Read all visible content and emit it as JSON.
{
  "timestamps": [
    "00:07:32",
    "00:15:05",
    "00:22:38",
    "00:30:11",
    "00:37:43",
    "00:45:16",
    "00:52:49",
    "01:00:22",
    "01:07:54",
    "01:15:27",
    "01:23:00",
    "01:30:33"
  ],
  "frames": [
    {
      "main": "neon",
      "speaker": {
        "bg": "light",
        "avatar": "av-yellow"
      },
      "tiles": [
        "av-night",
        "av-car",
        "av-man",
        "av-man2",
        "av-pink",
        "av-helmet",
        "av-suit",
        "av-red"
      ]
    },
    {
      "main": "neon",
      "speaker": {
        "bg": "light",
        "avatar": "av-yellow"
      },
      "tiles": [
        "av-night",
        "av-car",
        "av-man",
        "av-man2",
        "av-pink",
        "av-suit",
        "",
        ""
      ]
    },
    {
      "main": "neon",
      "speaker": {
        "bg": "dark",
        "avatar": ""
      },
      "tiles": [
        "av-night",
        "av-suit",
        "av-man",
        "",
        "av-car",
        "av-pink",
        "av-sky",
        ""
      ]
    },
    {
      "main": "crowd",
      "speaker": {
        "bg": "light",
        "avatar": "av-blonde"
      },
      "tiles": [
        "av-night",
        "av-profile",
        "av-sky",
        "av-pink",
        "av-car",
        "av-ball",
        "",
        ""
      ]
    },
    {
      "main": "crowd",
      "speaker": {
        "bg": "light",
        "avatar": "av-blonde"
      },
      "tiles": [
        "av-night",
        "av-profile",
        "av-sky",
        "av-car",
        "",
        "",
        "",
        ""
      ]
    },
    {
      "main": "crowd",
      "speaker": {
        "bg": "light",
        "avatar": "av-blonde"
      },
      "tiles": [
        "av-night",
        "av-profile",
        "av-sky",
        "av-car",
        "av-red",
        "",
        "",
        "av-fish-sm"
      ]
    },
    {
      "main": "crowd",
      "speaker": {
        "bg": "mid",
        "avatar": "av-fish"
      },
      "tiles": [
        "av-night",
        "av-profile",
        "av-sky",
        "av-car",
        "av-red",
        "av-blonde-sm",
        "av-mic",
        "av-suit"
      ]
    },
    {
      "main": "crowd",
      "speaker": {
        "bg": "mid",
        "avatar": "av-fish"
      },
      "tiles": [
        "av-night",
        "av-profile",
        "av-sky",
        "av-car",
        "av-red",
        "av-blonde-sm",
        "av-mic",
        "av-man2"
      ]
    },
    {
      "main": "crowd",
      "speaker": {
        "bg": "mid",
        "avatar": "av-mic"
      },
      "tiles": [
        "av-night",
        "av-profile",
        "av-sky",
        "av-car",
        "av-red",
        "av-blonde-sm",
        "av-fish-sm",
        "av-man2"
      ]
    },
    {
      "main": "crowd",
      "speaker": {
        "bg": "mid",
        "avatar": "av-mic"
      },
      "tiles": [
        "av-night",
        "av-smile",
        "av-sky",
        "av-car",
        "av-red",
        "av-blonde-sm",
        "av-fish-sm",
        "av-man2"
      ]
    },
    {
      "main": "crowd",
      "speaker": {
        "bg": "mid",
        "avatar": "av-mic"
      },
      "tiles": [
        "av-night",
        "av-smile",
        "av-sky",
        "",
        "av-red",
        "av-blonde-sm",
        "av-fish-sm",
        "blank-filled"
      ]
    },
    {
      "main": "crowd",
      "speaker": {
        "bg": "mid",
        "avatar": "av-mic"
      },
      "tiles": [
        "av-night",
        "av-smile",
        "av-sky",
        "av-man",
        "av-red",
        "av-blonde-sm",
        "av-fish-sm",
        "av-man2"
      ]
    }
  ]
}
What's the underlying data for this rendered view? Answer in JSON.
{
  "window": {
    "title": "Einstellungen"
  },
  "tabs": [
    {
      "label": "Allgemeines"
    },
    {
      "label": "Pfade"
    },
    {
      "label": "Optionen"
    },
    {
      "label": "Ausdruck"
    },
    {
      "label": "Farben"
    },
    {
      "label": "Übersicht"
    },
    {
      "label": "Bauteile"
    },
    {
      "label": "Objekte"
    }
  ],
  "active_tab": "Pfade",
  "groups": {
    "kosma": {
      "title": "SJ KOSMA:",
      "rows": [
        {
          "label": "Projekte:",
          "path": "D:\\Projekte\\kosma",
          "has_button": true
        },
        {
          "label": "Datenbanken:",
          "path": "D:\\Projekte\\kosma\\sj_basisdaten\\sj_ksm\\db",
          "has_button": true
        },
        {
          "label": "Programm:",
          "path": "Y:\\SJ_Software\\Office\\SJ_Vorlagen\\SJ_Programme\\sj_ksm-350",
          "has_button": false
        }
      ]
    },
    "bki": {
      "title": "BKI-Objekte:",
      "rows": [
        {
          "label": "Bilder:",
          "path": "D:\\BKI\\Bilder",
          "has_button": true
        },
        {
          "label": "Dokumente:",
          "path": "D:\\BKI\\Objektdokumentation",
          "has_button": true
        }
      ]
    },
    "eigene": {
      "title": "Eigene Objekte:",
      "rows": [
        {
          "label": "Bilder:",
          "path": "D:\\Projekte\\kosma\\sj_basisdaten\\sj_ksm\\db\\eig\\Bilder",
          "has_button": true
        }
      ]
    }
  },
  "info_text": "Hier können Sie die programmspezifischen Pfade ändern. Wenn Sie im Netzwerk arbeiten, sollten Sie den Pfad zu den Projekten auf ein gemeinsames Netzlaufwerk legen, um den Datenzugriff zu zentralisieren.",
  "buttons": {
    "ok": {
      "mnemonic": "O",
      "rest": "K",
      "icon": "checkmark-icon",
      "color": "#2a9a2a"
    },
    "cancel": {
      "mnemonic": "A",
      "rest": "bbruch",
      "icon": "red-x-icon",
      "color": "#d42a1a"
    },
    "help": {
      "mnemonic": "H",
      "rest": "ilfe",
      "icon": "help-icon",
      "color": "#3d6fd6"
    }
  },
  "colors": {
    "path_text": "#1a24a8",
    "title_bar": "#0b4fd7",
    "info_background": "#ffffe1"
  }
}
◆ ◆ ◆ ◆ ◆ ◆ ◆
> _Exercise brief_:
Reproduce all the data word for word.

> _Task solution_:
Read all visible content and emit it as JSON.
{
  "timestamps": [
    "00:07:32",
    "00:15:05",
    "00:22:38",
    "00:30:11",
    "00:37:43",
    "00:45:16",
    "00:52:49",
    "01:00:22",
    "01:07:54",
    "01:15:27",
    "01:23:00",
    "01:30:33"
  ],
  "frames": [
    {
      "main": "neon",
      "speaker": {
        "bg": "light",
        "avatar": "av-yellow"
      },
      "tiles": [
        "av-night",
        "av-car",
        "av-man",
        "av-man2",
        "av-pink",
        "av-helmet",
        "av-suit",
        "av-red"
      ]
    },
    {
      "main": "neon",
      "speaker": {
        "bg": "light",
        "avatar": "av-yellow"
      },
      "tiles": [
        "av-night",
        "av-car",
        "av-man",
        "av-man2",
        "av-pink",
        "av-suit",
        "",
        ""
      ]
    },
    {
      "main": "neon",
      "speaker": {
        "bg": "dark",
        "avatar": ""
      },
      "tiles": [
        "av-night",
        "av-suit",
        "av-man",
        "",
        "av-car",
        "av-pink",
        "av-sky",
        ""
      ]
    },
    {
      "main": "crowd",
      "speaker": {
        "bg": "light",
        "avatar": "av-blonde"
      },
      "tiles": [
        "av-night",
        "av-profile",
        "av-sky",
        "av-pink",
        "av-car",
        "av-ball",
        "",
        ""
      ]
    },
    {
      "main": "crowd",
      "speaker": {
        "bg": "light",
        "avatar": "av-blonde"
      },
      "tiles": [
        "av-night",
        "av-profile",
        "av-sky",
        "av-car",
        "",
        "",
        "",
        ""
      ]
    },
    {
      "main": "crowd",
      "speaker": {
        "bg": "light",
        "avatar": "av-blonde"
      },
      "tiles": [
        "av-night",
        "av-profile",
        "av-sky",
        "av-car",
        "av-red",
        "",
        "",
        "av-fish-sm"
      ]
    },
    {
      "main": "crowd",
      "speaker": {
        "bg": "mid",
        "avatar": "av-fish"
      },
      "tiles": [
        "av-night",
        "av-profile",
        "av-sky",
        "av-car",
        "av-red",
        "av-blonde-sm",
        "av-mic",
        "av-suit"
      ]
    },
    {
      "main": "crowd",
      "speaker": {
        "bg": "mid",
        "avatar": "av-fish"
      },
      "tiles": [
        "av-night",
        "av-profile",
        "av-sky",
        "av-car",
        "av-red",
        "av-blonde-sm",
        "av-mic",
        "av-man2"
      ]
    },
    {
      "main": "crowd",
      "speaker": {
        "bg": "mid",
        "avatar": "av-mic"
      },
      "tiles": [
        "av-night",
        "av-profile",
        "av-sky",
        "av-car",
        "av-red",
        "av-blonde-sm",
        "av-fish-sm",
        "av-man2"
      ]
    },
    {
      "main": "crowd",
      "speaker": {
        "bg": "mid",
        "avatar": "av-mic"
      },
      "tiles": [
        "av-night",
        "av-smile",
        "av-sky",
        "av-car",
        "av-red",
        "av-blonde-sm",
        "av-fish-sm",
        "av-man2"
      ]
    },
    {
      "main": "crowd",
      "speaker": {
        "bg": "mid",
        "avatar": "av-mic"
      },
      "tiles": [
        "av-night",
        "av-smile",
        "av-sky",
        "",
        "av-red",
        "av-blonde-sm",
        "av-fish-sm",
        "blank-filled"
      ]
    },
    {
      "main": "crowd",
      "speaker": {
        "bg": "mid",
        "avatar": "av-mic"
      },
      "tiles": [
        "av-night",
        "av-smile",
        "av-sky",
        "av-man",
        "av-red",
        "av-blonde-sm",
        "av-fish-sm",
        "av-man2"
      ]
    }
  ]
}
What's the underlying data for this rendered view? Answer in JSON.
{
  "window": {
    "title": "Einstellungen"
  },
  "tabs": [
    {
      "label": "Allgemeines"
    },
    {
      "label": "Pfade"
    },
    {
      "label": "Optionen"
    },
    {
      "label": "Ausdruck"
    },
    {
      "label": "Farben"
    },
    {
      "label": "Übersicht"
    },
    {
      "label": "Bauteile"
    },
    {
      "label": "Objekte"
    }
  ],
  "active_tab": "Pfade",
  "groups": {
    "kosma": {
      "title": "SJ KOSMA:",
      "rows": [
        {
          "label": "Projekte:",
          "path": "D:\\Projekte\\kosma",
          "has_button": true
        },
        {
          "label": "Datenbanken:",
          "path": "D:\\Projekte\\kosma\\sj_basisdaten\\sj_ksm\\db",
          "has_button": true
        },
        {
          "label": "Programm:",
          "path": "Y:\\SJ_Software\\Office\\SJ_Vorlagen\\SJ_Programme\\sj_ksm-350",
          "has_button": false
        }
      ]
    },
    "bki": {
      "title": "BKI-Objekte:",
      "rows": [
        {
          "label": "Bilder:",
          "path": "D:\\BKI\\Bilder",
          "has_button": true
        },
        {
          "label": "Dokumente:",
          "path": "D:\\BKI\\Objektdokumentation",
          "has_button": true
        }
      ]
    },
    "eigene": {
      "title": "Eigene Objekte:",
      "rows": [
        {
          "label": "Bilder:",
          "path": "D:\\Projekte\\kosma\\sj_basisdaten\\sj_ksm\\db\\eig\\Bilder",
          "has_button": true
        }
      ]
    }
  },
  "info_text": "Hier können Sie die programmspezifischen Pfade ändern. Wenn Sie im Netzwerk arbeiten, sollten Sie den Pfad zu den Projekten auf ein gemeinsames Netzlaufwerk legen, um den Datenzugriff zu zentralisieren.",
  "buttons": {
    "ok": {
      "mnemonic": "O",
      "rest": "K",
      "icon": "checkmark-icon",
      "color": "#2a9a2a"
    },
    "cancel": {
      "mnemonic": "A",
      "rest": "bbruch",
      "icon": "red-x-icon",
      "color": "#d42a1a"
    },
    "help": {
      "mnemonic": "H",
      "rest": "ilfe",
      "icon": "help-icon",
      "color": "#3d6fd6"
    }
  },
  "colors": {
    "path_text": "#1a24a8",
    "title_bar": "#0b4fd7",
    "info_background": "#ffffe1"
  }
}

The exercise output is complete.